> Your objective
Collect all lines below with the string "Strategies".

> Excerpted records

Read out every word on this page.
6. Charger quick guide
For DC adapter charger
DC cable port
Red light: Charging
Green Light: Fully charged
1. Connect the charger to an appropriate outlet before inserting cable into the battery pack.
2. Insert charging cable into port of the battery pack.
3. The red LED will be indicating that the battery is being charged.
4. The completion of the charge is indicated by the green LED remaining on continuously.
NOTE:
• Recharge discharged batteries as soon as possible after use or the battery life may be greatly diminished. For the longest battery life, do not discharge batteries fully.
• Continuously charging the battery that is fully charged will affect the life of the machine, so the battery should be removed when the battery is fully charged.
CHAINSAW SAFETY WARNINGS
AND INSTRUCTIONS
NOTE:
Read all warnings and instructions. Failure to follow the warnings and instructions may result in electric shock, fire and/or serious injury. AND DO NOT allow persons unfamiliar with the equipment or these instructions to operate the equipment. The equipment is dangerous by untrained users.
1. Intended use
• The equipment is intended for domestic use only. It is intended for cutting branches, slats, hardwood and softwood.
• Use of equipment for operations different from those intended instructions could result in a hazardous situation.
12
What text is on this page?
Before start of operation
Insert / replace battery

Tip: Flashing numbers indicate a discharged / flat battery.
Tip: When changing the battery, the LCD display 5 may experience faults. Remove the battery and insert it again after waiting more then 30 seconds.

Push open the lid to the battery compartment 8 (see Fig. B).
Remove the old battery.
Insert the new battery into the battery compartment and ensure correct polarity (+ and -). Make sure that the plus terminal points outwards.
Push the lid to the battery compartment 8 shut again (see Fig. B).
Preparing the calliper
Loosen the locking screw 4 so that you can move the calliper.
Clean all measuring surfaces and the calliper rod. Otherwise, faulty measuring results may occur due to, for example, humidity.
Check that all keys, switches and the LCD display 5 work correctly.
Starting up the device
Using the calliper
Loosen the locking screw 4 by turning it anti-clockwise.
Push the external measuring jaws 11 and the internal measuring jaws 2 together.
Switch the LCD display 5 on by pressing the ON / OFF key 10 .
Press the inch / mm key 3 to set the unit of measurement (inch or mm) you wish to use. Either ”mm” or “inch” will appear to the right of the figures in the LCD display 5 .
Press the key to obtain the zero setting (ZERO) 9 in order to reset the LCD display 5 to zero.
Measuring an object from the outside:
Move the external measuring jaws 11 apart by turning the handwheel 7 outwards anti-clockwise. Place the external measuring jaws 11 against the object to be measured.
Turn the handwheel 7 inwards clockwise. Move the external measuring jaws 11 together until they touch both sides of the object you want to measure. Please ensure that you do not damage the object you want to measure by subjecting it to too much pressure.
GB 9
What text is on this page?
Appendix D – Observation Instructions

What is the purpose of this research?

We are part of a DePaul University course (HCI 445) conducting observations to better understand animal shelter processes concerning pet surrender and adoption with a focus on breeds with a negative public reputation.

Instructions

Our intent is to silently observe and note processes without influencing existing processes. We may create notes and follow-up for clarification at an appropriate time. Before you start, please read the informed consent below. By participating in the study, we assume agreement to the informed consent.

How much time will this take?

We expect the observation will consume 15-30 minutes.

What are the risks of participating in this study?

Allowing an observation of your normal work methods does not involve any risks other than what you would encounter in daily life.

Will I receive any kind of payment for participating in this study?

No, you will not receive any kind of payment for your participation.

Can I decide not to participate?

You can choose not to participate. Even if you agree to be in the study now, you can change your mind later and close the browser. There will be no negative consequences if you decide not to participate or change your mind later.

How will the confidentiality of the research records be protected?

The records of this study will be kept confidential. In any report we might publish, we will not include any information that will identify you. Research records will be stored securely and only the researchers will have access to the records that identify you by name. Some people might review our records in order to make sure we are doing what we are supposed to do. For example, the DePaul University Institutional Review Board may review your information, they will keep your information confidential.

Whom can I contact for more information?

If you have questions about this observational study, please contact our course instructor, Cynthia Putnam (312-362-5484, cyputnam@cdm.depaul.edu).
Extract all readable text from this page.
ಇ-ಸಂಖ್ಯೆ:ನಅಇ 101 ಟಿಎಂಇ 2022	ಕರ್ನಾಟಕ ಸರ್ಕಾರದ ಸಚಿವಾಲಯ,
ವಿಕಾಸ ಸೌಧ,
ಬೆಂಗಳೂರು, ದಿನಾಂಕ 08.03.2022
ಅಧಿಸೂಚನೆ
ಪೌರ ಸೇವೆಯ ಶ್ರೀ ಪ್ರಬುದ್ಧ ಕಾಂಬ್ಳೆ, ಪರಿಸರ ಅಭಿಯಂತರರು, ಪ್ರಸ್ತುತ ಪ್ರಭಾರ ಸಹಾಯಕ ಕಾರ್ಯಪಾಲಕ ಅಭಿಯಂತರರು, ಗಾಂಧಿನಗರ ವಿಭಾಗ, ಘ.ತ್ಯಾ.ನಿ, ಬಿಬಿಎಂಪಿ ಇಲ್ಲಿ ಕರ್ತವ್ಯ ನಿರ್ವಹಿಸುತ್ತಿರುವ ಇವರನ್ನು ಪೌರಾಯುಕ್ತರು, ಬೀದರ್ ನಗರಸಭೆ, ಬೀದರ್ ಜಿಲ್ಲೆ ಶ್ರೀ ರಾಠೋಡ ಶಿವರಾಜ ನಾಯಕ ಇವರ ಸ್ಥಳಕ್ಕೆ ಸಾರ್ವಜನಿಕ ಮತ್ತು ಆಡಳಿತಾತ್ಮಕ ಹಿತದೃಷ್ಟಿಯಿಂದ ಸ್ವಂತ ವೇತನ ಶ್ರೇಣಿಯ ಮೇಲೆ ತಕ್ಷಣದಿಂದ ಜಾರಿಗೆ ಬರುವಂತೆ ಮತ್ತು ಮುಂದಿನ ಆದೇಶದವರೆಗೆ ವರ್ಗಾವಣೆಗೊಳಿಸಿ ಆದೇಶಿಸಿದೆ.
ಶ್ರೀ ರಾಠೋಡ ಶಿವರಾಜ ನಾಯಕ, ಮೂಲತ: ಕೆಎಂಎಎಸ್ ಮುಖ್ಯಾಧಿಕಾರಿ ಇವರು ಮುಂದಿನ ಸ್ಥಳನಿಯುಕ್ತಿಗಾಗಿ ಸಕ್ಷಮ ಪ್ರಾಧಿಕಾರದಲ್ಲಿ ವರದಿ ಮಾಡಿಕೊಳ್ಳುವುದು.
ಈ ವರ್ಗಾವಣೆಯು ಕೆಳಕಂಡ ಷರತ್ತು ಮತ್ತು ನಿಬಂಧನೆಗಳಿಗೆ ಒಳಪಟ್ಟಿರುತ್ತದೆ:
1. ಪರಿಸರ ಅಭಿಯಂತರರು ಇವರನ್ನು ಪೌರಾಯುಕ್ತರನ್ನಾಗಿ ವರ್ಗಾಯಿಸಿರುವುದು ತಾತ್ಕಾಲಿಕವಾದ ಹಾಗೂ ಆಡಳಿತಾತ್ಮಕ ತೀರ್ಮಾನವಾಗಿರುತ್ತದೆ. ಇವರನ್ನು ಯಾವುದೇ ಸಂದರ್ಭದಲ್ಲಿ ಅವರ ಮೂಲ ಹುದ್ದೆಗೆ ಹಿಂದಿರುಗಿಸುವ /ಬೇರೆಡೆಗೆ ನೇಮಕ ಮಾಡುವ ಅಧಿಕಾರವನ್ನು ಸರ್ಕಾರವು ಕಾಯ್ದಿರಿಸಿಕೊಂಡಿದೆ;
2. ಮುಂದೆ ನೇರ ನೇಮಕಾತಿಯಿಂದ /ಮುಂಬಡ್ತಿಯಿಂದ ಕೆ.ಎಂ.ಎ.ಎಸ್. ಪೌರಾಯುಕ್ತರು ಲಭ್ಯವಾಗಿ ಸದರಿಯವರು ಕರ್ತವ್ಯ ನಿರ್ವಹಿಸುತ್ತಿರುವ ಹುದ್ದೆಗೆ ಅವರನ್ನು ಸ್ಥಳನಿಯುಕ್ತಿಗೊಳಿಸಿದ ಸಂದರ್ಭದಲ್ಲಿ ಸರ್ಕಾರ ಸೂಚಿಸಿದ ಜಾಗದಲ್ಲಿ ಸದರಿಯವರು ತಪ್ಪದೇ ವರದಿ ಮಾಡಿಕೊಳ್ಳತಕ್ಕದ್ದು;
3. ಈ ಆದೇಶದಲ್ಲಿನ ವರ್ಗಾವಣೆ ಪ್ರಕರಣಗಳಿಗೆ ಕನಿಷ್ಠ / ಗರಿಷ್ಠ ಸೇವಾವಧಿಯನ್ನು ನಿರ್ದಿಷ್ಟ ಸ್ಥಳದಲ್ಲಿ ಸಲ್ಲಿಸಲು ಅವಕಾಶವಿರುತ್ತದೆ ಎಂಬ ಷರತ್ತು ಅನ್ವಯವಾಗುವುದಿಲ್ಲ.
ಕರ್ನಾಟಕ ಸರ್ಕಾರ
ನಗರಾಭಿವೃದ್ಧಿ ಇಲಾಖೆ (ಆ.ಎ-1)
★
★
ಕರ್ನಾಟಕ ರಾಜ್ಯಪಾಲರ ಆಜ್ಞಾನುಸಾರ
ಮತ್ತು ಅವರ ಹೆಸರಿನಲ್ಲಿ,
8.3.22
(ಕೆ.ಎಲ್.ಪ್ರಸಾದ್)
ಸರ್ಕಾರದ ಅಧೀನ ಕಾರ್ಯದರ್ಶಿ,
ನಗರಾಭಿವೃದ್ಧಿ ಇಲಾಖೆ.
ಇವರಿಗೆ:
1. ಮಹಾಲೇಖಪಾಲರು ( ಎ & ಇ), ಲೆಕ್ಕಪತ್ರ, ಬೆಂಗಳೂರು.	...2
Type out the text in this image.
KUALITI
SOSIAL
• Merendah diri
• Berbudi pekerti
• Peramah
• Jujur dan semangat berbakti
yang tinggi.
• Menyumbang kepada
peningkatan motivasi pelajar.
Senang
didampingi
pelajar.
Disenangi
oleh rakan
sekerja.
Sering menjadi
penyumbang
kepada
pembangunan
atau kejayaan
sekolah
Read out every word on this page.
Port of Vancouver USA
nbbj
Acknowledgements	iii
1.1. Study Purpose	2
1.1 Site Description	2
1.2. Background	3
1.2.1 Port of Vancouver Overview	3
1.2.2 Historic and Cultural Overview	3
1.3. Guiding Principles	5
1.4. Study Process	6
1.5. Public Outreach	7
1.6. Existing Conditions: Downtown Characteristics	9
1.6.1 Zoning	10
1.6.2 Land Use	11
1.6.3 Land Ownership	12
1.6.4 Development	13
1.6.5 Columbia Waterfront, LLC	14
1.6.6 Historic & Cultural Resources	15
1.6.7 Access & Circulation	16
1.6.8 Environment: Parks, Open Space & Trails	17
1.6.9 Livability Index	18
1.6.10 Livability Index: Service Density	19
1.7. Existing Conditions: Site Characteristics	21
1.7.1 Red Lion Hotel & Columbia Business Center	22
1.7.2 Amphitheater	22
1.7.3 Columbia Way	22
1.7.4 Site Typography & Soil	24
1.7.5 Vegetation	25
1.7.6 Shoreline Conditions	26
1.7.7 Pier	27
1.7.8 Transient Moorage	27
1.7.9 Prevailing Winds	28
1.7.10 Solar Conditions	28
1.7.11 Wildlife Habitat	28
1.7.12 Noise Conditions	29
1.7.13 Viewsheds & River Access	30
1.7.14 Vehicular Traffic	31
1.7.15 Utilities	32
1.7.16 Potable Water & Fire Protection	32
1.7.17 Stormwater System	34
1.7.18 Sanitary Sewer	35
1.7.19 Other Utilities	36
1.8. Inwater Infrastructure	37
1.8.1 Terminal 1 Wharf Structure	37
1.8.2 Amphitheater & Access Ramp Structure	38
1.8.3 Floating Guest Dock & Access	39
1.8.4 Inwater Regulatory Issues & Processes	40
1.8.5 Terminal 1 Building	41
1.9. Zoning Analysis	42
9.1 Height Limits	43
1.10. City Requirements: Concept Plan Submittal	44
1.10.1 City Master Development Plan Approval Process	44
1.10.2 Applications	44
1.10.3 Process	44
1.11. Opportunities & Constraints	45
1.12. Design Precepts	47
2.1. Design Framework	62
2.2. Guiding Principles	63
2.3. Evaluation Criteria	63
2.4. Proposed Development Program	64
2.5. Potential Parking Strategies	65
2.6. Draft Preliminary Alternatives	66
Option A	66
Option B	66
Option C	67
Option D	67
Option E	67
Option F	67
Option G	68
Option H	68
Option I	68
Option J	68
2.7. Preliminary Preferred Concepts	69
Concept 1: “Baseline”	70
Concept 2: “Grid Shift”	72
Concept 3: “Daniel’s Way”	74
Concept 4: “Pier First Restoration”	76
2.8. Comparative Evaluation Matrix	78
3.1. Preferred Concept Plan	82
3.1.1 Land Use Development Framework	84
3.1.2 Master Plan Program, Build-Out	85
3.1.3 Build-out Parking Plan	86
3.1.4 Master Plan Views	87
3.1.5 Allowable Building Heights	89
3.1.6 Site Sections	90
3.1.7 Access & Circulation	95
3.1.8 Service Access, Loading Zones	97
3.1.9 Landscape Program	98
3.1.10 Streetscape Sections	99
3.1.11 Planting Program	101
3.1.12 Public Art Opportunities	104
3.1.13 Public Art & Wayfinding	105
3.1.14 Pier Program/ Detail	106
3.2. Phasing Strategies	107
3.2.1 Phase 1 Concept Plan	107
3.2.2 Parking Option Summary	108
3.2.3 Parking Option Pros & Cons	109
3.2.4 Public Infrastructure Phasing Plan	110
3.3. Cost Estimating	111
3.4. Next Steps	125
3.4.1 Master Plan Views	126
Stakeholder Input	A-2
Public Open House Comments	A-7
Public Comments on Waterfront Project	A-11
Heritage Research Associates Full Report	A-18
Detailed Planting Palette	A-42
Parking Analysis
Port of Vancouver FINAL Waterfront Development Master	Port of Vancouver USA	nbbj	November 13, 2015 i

> Task response
2.5. Potential Parking Strategies	65
3.2. Phasing Strategies	107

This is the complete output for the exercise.